- _DIRECTIVE_
Each line that holds the string "name" counts once; say how many such lines there are and add nothing.

- _Records from a collection of figures_
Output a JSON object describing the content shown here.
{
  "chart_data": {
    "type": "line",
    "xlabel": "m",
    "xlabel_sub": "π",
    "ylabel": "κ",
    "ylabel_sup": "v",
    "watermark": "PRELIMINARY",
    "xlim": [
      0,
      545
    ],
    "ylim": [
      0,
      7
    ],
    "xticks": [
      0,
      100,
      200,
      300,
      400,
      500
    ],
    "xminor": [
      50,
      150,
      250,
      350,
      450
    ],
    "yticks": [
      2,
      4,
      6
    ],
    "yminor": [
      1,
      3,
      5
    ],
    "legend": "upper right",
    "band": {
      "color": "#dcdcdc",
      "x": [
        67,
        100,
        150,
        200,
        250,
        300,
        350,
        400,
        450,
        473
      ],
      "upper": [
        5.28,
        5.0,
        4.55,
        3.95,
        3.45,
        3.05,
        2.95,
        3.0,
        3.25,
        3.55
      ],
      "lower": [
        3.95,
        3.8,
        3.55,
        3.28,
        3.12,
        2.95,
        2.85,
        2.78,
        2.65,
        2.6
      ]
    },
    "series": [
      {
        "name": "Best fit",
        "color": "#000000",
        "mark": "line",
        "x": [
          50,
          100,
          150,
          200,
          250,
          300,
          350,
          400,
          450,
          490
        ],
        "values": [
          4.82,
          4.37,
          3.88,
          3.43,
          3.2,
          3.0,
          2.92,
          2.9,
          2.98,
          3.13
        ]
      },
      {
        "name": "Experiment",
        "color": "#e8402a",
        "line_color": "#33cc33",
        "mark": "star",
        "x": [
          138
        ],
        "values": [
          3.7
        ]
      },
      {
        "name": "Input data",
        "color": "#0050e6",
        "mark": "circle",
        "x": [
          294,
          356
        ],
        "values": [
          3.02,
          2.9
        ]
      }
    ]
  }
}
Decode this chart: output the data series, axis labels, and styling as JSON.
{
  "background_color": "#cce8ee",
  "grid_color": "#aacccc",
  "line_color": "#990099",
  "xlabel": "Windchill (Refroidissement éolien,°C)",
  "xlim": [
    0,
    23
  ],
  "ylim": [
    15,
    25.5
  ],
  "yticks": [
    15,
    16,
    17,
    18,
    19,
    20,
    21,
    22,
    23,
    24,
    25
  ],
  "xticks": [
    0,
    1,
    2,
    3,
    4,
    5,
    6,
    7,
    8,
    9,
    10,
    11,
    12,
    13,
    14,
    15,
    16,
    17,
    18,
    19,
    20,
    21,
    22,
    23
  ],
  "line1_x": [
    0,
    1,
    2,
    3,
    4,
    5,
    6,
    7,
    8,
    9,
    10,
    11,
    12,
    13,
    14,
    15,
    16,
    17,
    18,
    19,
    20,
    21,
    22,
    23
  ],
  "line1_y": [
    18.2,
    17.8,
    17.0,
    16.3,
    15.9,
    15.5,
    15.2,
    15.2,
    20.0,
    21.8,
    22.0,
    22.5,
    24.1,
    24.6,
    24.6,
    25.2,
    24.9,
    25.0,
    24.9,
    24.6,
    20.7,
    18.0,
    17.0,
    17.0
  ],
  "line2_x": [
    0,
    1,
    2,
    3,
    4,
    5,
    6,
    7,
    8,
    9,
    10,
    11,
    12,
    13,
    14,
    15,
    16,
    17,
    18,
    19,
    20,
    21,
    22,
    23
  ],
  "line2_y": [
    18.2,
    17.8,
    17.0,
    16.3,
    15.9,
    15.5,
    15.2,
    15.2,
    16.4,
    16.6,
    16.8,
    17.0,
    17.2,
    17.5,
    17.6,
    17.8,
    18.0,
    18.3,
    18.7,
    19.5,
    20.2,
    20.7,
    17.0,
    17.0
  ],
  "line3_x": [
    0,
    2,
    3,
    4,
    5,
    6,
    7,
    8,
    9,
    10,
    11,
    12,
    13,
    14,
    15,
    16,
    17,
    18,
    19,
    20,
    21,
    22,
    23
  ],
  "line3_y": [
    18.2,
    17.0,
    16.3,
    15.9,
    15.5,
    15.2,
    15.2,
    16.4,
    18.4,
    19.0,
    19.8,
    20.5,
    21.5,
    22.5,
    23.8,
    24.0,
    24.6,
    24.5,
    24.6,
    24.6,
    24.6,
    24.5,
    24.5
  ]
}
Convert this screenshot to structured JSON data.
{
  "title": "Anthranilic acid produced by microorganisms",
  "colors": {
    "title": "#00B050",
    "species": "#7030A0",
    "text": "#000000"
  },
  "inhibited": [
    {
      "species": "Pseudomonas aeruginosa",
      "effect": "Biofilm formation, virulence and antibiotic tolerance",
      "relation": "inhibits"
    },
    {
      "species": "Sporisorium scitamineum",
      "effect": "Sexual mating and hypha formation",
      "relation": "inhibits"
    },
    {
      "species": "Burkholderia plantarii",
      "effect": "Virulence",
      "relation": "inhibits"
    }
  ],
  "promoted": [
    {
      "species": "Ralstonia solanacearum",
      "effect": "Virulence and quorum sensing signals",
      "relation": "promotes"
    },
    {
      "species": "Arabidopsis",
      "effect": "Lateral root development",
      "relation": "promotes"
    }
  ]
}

- _RESULT BELOW_
3